→ **MATERIAL PROVIDED**:
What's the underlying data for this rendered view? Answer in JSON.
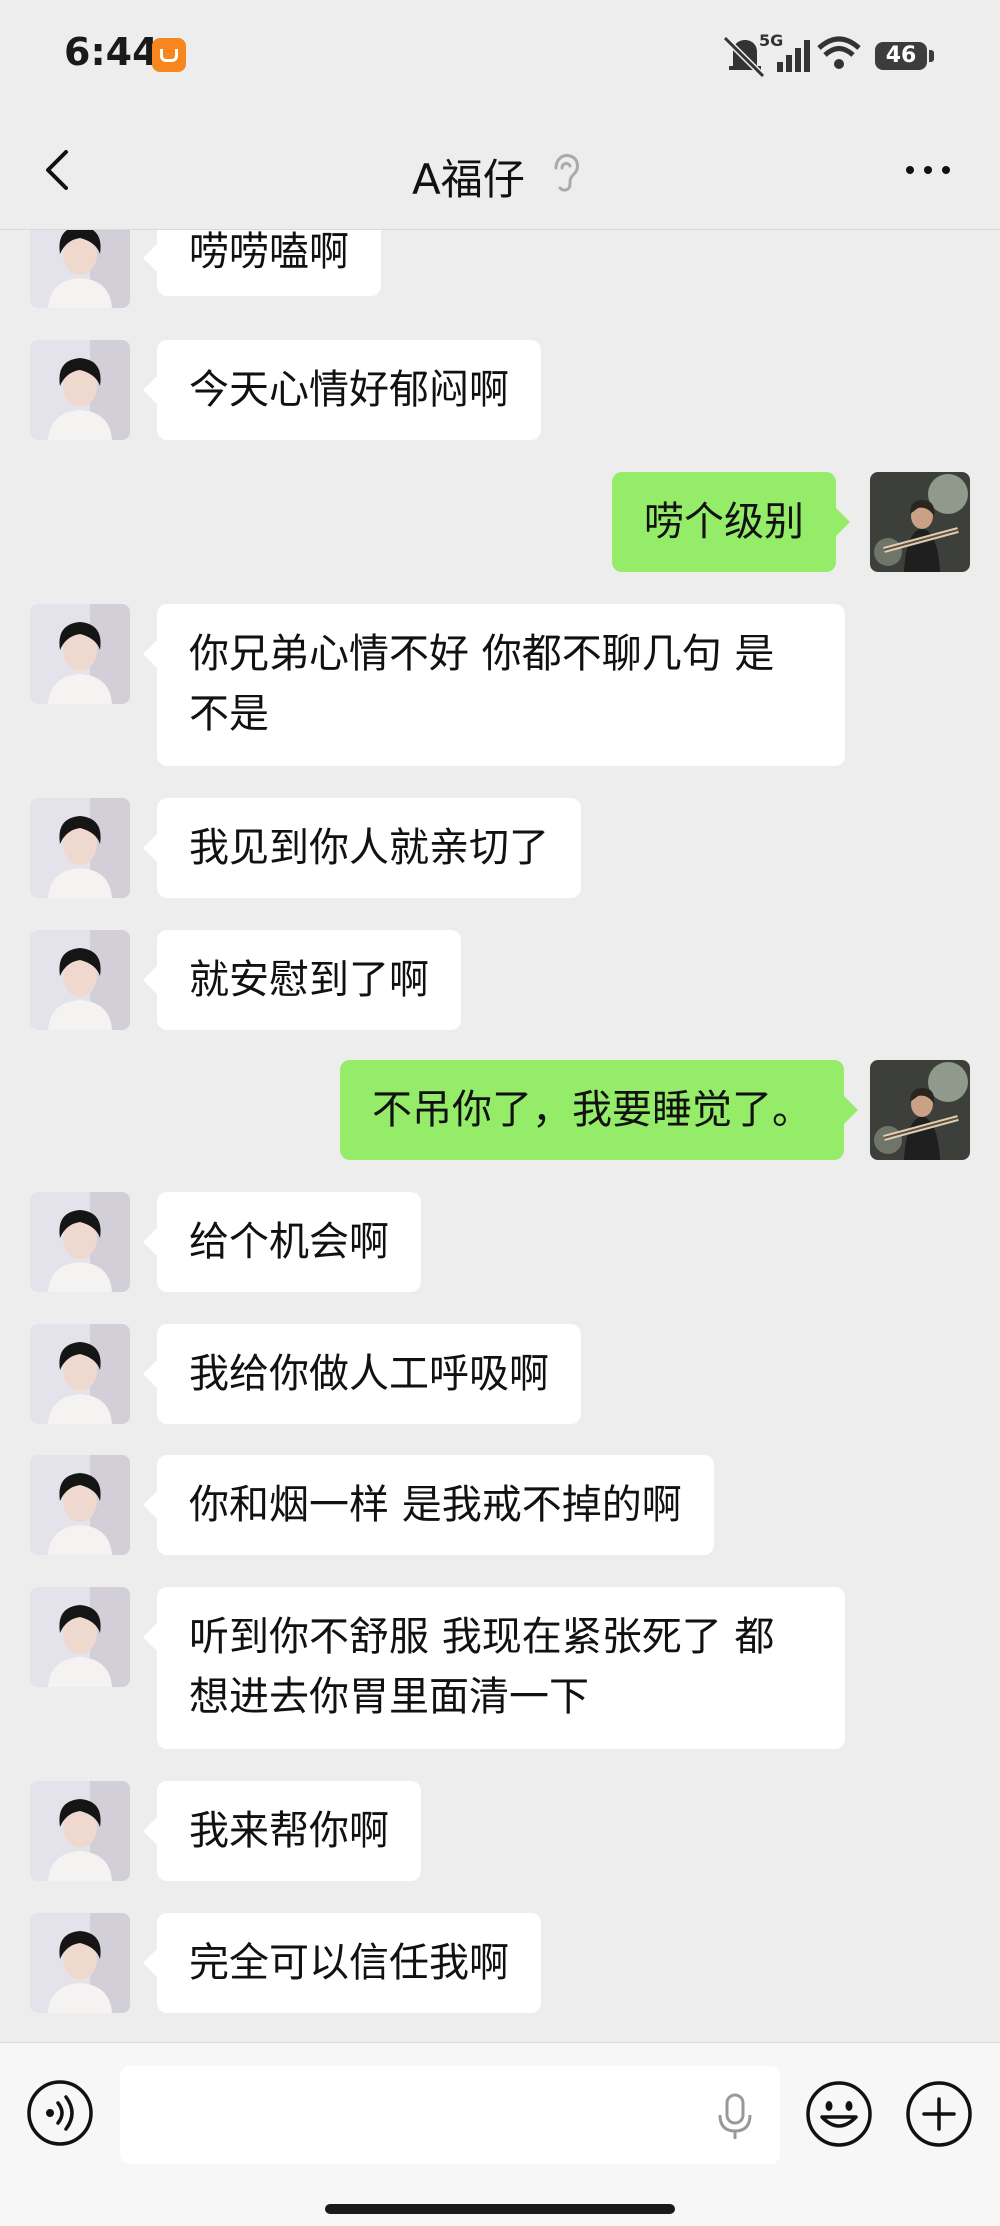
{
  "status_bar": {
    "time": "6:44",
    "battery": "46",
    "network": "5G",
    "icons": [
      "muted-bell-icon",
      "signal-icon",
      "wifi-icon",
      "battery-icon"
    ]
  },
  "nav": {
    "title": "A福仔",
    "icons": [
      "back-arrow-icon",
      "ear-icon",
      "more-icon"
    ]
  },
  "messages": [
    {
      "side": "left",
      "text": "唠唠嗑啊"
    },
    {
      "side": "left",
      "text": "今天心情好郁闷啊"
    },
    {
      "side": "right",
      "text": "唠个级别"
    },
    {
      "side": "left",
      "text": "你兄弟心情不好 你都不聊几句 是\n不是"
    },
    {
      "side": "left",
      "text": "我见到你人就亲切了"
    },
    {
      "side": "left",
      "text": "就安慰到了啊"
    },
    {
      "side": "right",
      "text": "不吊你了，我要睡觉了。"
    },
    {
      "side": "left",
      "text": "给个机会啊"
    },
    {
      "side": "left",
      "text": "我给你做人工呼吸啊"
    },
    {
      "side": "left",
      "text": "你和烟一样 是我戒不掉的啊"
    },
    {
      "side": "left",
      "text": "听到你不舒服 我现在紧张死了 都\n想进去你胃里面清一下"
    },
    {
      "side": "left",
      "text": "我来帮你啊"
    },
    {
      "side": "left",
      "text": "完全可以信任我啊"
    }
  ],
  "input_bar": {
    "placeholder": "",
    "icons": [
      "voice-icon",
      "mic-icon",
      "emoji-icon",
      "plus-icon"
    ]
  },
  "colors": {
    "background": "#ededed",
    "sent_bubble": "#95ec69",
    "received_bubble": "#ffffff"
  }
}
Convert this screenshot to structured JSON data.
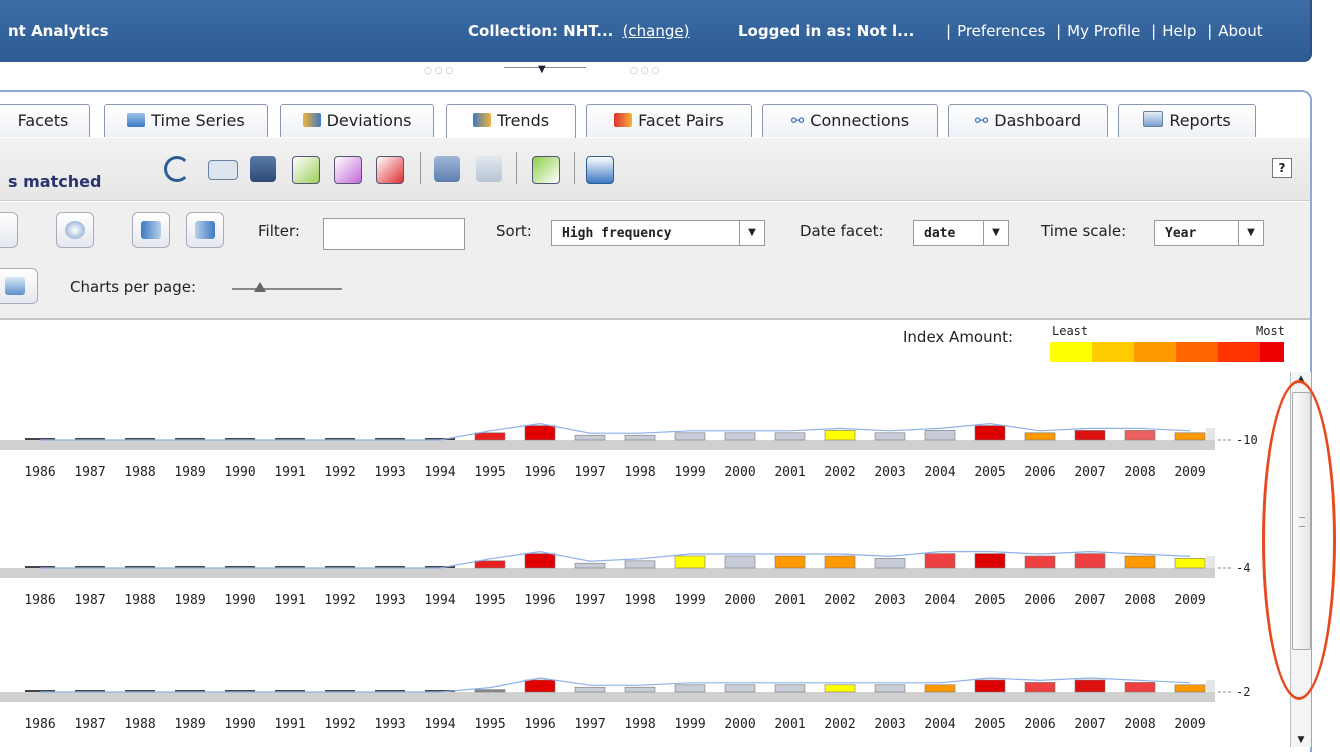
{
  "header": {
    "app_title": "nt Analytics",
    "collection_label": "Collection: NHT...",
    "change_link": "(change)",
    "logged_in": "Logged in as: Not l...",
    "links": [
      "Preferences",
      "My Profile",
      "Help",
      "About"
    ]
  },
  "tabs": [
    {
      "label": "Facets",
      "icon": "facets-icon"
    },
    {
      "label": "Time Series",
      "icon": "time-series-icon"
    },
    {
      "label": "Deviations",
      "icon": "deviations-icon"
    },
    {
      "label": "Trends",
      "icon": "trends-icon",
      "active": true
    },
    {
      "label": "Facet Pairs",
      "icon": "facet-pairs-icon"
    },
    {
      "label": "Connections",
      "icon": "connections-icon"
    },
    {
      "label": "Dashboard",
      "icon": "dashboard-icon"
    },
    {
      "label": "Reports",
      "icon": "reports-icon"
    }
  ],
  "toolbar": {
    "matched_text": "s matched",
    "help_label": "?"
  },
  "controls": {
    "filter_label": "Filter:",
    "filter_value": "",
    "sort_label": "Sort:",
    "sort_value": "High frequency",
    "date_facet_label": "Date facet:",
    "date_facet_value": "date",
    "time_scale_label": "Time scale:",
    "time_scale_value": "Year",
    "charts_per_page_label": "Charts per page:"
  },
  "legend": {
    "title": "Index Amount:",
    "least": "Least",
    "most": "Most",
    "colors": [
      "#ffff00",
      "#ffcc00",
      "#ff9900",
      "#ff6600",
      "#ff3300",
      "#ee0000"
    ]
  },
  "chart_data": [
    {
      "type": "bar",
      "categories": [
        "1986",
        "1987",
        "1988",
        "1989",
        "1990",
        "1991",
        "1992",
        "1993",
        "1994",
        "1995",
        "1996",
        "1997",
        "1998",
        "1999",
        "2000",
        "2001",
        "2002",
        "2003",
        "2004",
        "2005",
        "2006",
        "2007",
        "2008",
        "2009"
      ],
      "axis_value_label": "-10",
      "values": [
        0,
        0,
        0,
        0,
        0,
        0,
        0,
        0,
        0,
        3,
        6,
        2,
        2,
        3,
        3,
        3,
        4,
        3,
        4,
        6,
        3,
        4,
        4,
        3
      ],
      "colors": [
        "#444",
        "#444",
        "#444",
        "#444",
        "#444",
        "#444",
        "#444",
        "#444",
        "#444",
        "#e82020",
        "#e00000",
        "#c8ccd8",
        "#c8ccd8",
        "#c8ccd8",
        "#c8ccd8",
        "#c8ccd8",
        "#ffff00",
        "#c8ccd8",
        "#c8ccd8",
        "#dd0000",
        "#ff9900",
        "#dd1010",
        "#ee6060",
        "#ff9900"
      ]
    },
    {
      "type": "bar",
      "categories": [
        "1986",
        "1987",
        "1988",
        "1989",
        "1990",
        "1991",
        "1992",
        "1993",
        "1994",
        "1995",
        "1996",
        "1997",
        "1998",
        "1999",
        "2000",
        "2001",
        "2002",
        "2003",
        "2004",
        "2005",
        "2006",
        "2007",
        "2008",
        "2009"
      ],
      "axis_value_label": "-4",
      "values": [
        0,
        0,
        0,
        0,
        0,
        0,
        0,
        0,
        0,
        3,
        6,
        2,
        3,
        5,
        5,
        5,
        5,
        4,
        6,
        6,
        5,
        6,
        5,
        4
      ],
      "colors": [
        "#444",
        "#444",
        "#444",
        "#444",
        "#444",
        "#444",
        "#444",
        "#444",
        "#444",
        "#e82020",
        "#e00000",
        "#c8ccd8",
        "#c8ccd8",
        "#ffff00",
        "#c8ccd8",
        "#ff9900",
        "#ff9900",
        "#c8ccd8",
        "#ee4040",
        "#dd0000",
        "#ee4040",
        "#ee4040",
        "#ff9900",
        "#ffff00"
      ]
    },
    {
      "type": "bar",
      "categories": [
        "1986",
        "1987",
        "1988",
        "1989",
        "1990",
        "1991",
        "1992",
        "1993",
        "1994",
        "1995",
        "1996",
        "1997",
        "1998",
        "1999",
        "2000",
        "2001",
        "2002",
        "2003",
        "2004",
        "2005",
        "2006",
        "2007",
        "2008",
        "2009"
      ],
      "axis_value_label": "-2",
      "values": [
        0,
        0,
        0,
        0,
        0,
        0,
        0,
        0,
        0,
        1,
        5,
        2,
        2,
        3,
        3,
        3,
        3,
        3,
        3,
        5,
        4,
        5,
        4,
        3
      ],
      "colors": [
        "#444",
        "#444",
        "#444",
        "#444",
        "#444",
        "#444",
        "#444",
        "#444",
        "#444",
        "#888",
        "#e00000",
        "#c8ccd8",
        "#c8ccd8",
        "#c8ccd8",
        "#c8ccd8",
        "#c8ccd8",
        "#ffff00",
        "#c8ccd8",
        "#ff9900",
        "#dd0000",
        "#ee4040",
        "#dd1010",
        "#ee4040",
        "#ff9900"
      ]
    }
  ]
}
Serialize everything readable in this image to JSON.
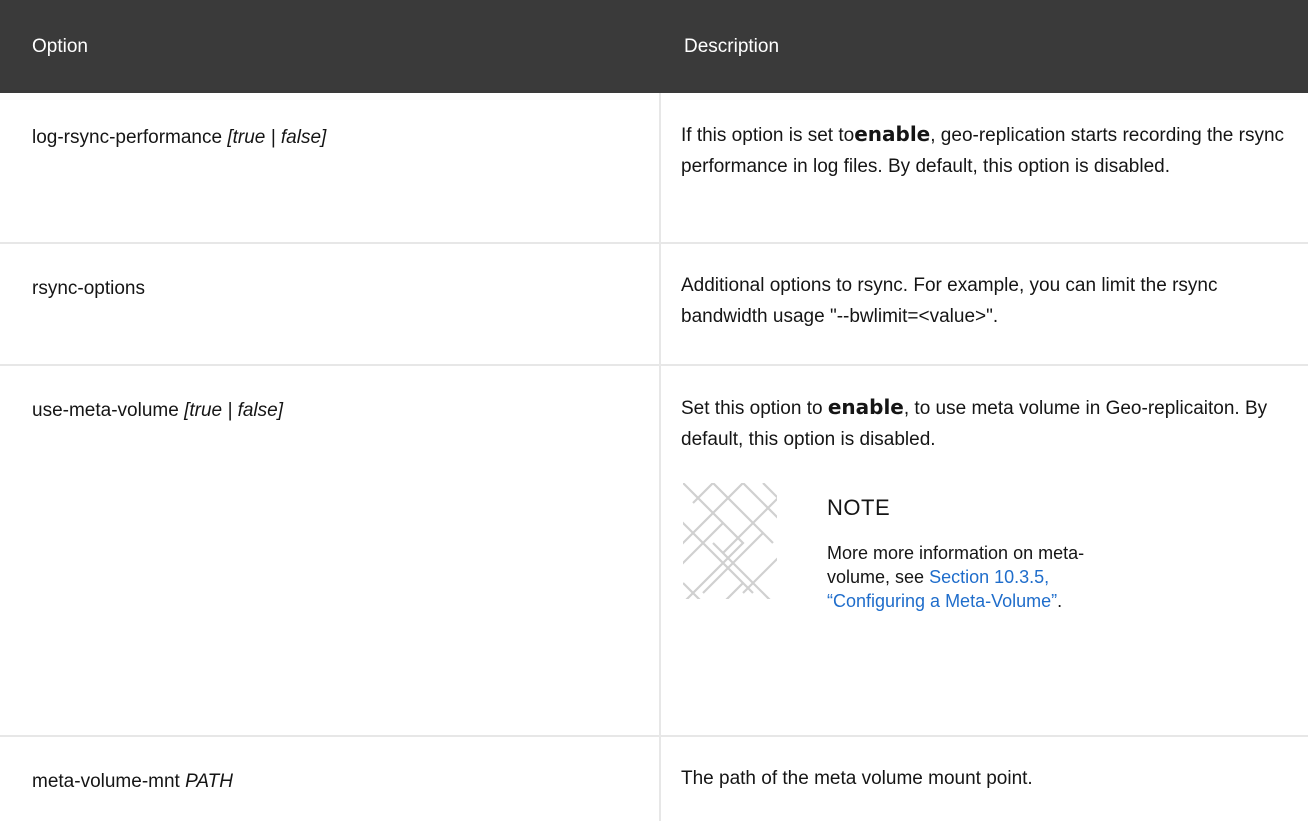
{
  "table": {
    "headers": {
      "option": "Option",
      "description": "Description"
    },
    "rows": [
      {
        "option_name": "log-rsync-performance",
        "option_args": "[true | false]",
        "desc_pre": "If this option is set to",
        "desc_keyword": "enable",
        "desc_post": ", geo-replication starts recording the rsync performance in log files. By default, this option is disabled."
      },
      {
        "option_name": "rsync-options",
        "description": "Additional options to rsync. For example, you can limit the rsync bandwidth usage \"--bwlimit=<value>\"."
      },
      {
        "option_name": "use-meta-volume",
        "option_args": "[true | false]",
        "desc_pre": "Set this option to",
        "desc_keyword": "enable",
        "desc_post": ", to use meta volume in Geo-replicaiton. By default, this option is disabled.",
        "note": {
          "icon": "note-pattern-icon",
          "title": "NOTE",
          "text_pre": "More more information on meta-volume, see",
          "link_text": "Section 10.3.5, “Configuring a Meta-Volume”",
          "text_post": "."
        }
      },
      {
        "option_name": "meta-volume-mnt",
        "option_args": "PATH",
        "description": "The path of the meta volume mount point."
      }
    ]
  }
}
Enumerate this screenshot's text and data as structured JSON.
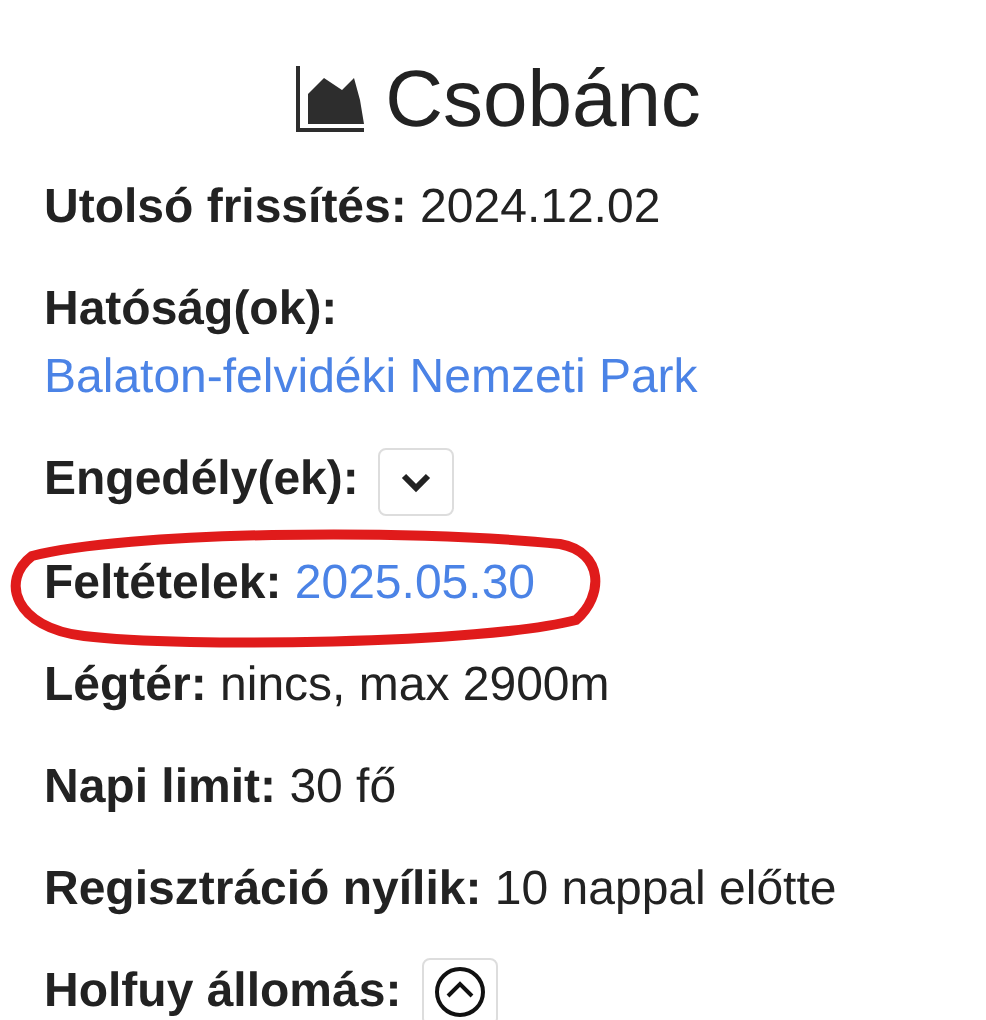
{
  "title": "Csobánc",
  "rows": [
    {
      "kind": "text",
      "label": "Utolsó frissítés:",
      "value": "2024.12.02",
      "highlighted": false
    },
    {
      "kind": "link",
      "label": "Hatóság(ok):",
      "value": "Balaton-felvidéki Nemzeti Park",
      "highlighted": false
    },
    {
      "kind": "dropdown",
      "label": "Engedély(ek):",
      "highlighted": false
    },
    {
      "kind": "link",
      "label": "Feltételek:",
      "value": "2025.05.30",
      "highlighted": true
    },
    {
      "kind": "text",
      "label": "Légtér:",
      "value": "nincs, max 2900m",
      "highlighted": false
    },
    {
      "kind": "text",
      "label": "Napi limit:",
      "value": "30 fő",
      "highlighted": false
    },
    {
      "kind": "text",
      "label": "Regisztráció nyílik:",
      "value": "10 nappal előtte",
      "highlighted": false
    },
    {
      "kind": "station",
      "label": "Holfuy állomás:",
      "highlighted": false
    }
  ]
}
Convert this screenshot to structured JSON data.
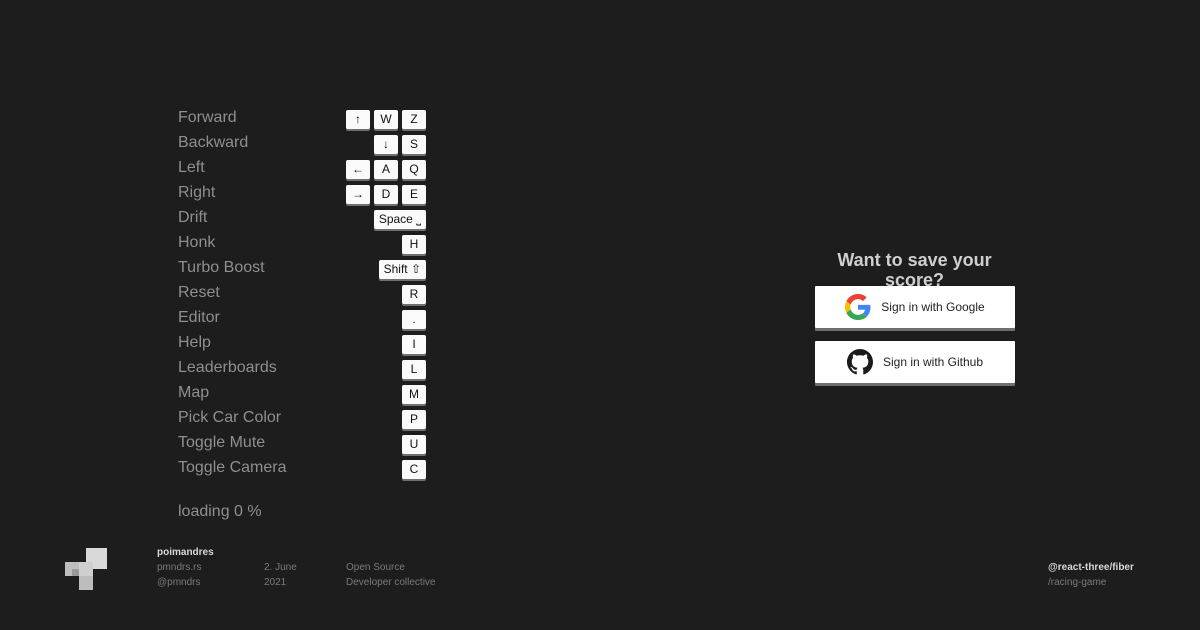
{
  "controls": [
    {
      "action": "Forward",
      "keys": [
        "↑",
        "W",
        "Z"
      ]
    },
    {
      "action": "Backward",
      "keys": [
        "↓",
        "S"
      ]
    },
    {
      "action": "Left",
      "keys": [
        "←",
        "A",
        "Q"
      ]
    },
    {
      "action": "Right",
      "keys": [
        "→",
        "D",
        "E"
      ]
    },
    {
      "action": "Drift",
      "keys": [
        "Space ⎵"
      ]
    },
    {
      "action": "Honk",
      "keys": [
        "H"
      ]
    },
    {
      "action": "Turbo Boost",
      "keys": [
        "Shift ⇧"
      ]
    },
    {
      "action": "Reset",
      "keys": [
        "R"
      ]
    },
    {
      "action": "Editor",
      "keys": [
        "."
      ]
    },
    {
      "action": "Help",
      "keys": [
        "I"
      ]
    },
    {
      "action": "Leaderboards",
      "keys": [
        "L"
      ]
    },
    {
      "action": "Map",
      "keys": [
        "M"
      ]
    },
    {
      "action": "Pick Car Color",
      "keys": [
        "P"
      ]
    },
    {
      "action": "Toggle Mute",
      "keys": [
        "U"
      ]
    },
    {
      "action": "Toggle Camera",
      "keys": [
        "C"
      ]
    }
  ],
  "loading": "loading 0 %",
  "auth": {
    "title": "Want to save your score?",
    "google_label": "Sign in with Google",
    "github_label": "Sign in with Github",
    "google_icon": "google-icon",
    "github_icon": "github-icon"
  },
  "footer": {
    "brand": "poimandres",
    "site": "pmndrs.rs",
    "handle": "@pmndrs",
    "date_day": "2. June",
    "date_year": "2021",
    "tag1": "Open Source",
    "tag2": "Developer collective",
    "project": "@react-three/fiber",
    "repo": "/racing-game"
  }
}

→ **TASK INSTRUCTIONS**: Copy each line that contains the word "with".

→ **RESULT**:
    "google_label": "Sign in with Google",
    "github_label": "Sign in with Github",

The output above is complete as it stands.